→ **THE REQUEST**
The records below must be output exactly, without pictures.

* Begin GIVEN RECORDS *

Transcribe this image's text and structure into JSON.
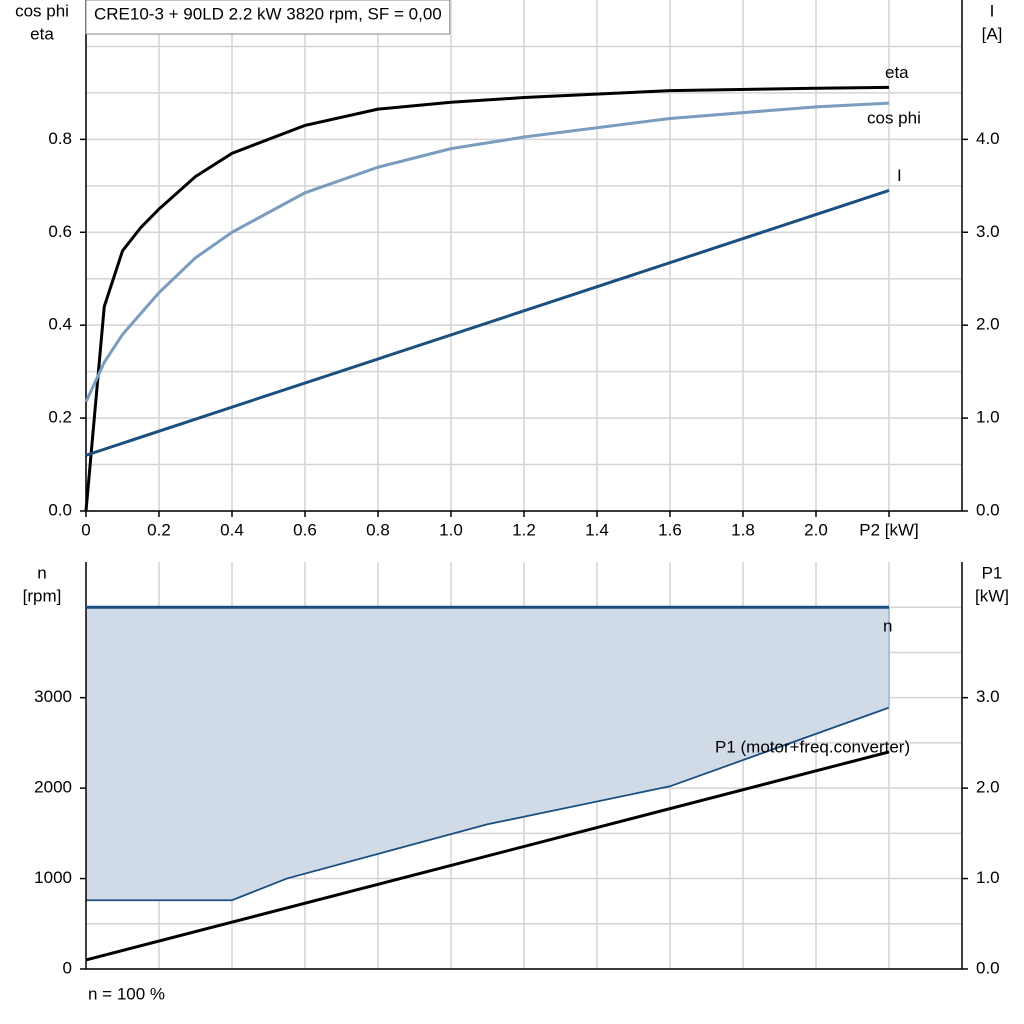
{
  "chart_data": [
    {
      "type": "line",
      "title": "CRE10-3 + 90LD   2.2 kW   3820 rpm, SF = 0,00",
      "ylabel": [
        "cos phi",
        "eta"
      ],
      "y2label": [
        "I",
        "[A]"
      ],
      "xlim": [
        0,
        2.4
      ],
      "xticks": [
        0,
        0.2,
        0.4,
        0.6,
        0.8,
        {
          "value": 1,
          "label": "1.0"
        },
        1.2,
        1.4,
        1.6,
        1.8,
        {
          "value": 2,
          "label": "2.0"
        },
        {
          "value": 2.2,
          "label": "P2 [kW]"
        }
      ],
      "ylim": [
        0,
        1.1
      ],
      "yticks": [
        {
          "value": 0,
          "label": "0.0"
        },
        0.2,
        0.4,
        0.6,
        0.8
      ],
      "yminor": [
        0.1,
        0.3,
        0.5,
        0.7,
        0.9,
        1.0
      ],
      "y2lim": [
        0,
        5.5
      ],
      "y2ticks": [
        {
          "value": 0,
          "label": "0.0"
        },
        {
          "value": 1,
          "label": "1.0"
        },
        {
          "value": 2,
          "label": "2.0"
        },
        {
          "value": 3,
          "label": "3.0"
        },
        {
          "value": 4,
          "label": "4.0"
        }
      ],
      "series": [
        {
          "name": "eta",
          "color": "#000000",
          "x": [
            0,
            0.05,
            0.1,
            0.15,
            0.2,
            0.3,
            0.4,
            0.6,
            0.8,
            1.0,
            1.2,
            1.6,
            2.0,
            2.2
          ],
          "values": [
            0,
            0.44,
            0.56,
            0.61,
            0.65,
            0.72,
            0.77,
            0.83,
            0.865,
            0.88,
            0.89,
            0.905,
            0.91,
            0.912
          ]
        },
        {
          "name": "cos phi",
          "color": "#7a9cbf",
          "x": [
            0,
            0.05,
            0.1,
            0.2,
            0.3,
            0.4,
            0.6,
            0.8,
            1.0,
            1.2,
            1.6,
            2.0,
            2.2
          ],
          "values": [
            0.235,
            0.32,
            0.38,
            0.47,
            0.545,
            0.6,
            0.685,
            0.74,
            0.78,
            0.805,
            0.845,
            0.87,
            0.878
          ]
        },
        {
          "name": "I",
          "color": "#1a4f80",
          "axis": "y2",
          "x": [
            0,
            2.2
          ],
          "values": [
            0.6,
            3.45
          ]
        }
      ]
    },
    {
      "type": "line",
      "ylabel": [
        "n",
        "[rpm]"
      ],
      "y2label": [
        "P1",
        "[kW]"
      ],
      "xlim": [
        0,
        2.4
      ],
      "xgrid": [
        0.2,
        0.4,
        0.6,
        0.8,
        1.0,
        1.2,
        1.4,
        1.6,
        1.8,
        2.0,
        2.2
      ],
      "ylim": [
        0,
        4500
      ],
      "yticks": [
        0,
        1000,
        2000,
        3000
      ],
      "yminor": [
        500,
        1500,
        2500,
        3500,
        4000
      ],
      "y2lim": [
        0,
        4.5
      ],
      "y2ticks": [
        {
          "value": 0,
          "label": "0.0"
        },
        {
          "value": 1,
          "label": "1.0"
        },
        {
          "value": 2,
          "label": "2.0"
        },
        {
          "value": 3,
          "label": "3.0"
        }
      ],
      "range_lower": {
        "x": [
          0,
          0.4,
          0.55,
          1.1,
          1.6,
          2.2
        ],
        "values": [
          760,
          760,
          1000,
          1600,
          2020,
          2890
        ]
      },
      "series": [
        {
          "name": "n",
          "color": "#1a4f80",
          "x": [
            0,
            2.2
          ],
          "values": [
            4000,
            4000
          ]
        },
        {
          "name": "P1 (motor+freq.converter)",
          "color": "#000000",
          "axis": "y2",
          "x": [
            0,
            2.2
          ],
          "values": [
            0.1,
            2.4
          ]
        }
      ],
      "footnote": "n = 100 %"
    }
  ]
}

* End GIVEN RECORDS *

→ **EXPECTED ANSWER**
Transcribe this image's text and structure into JSON.
{
  "chart_data": [
    {
      "type": "line",
      "title": "CRE10-3 + 90LD   2.2 kW   3820 rpm, SF = 0,00",
      "ylabel": [
        "cos phi",
        "eta"
      ],
      "y2label": [
        "I",
        "[A]"
      ],
      "xlim": [
        0,
        2.4
      ],
      "xticks": [
        0,
        0.2,
        0.4,
        0.6,
        0.8,
        {
          "value": 1,
          "label": "1.0"
        },
        1.2,
        1.4,
        1.6,
        1.8,
        {
          "value": 2,
          "label": "2.0"
        },
        {
          "value": 2.2,
          "label": "P2 [kW]"
        }
      ],
      "ylim": [
        0,
        1.1
      ],
      "yticks": [
        {
          "value": 0,
          "label": "0.0"
        },
        0.2,
        0.4,
        0.6,
        0.8
      ],
      "yminor": [
        0.1,
        0.3,
        0.5,
        0.7,
        0.9,
        1.0
      ],
      "y2lim": [
        0,
        5.5
      ],
      "y2ticks": [
        {
          "value": 0,
          "label": "0.0"
        },
        {
          "value": 1,
          "label": "1.0"
        },
        {
          "value": 2,
          "label": "2.0"
        },
        {
          "value": 3,
          "label": "3.0"
        },
        {
          "value": 4,
          "label": "4.0"
        }
      ],
      "series": [
        {
          "name": "eta",
          "color": "#000000",
          "x": [
            0,
            0.05,
            0.1,
            0.15,
            0.2,
            0.3,
            0.4,
            0.6,
            0.8,
            1.0,
            1.2,
            1.6,
            2.0,
            2.2
          ],
          "values": [
            0,
            0.44,
            0.56,
            0.61,
            0.65,
            0.72,
            0.77,
            0.83,
            0.865,
            0.88,
            0.89,
            0.905,
            0.91,
            0.912
          ]
        },
        {
          "name": "cos phi",
          "color": "#7a9cbf",
          "x": [
            0,
            0.05,
            0.1,
            0.2,
            0.3,
            0.4,
            0.6,
            0.8,
            1.0,
            1.2,
            1.6,
            2.0,
            2.2
          ],
          "values": [
            0.235,
            0.32,
            0.38,
            0.47,
            0.545,
            0.6,
            0.685,
            0.74,
            0.78,
            0.805,
            0.845,
            0.87,
            0.878
          ]
        },
        {
          "name": "I",
          "color": "#1a4f80",
          "axis": "y2",
          "x": [
            0,
            2.2
          ],
          "values": [
            0.6,
            3.45
          ]
        }
      ]
    },
    {
      "type": "line",
      "ylabel": [
        "n",
        "[rpm]"
      ],
      "y2label": [
        "P1",
        "[kW]"
      ],
      "xlim": [
        0,
        2.4
      ],
      "xgrid": [
        0.2,
        0.4,
        0.6,
        0.8,
        1.0,
        1.2,
        1.4,
        1.6,
        1.8,
        2.0,
        2.2
      ],
      "ylim": [
        0,
        4500
      ],
      "yticks": [
        0,
        1000,
        2000,
        3000
      ],
      "yminor": [
        500,
        1500,
        2500,
        3500,
        4000
      ],
      "y2lim": [
        0,
        4.5
      ],
      "y2ticks": [
        {
          "value": 0,
          "label": "0.0"
        },
        {
          "value": 1,
          "label": "1.0"
        },
        {
          "value": 2,
          "label": "2.0"
        },
        {
          "value": 3,
          "label": "3.0"
        }
      ],
      "range_lower": {
        "x": [
          0,
          0.4,
          0.55,
          1.1,
          1.6,
          2.2
        ],
        "values": [
          760,
          760,
          1000,
          1600,
          2020,
          2890
        ]
      },
      "series": [
        {
          "name": "n",
          "color": "#1a4f80",
          "x": [
            0,
            2.2
          ],
          "values": [
            4000,
            4000
          ]
        },
        {
          "name": "P1 (motor+freq.converter)",
          "color": "#000000",
          "axis": "y2",
          "x": [
            0,
            2.2
          ],
          "values": [
            0.1,
            2.4
          ]
        }
      ],
      "footnote": "n = 100 %"
    }
  ]
}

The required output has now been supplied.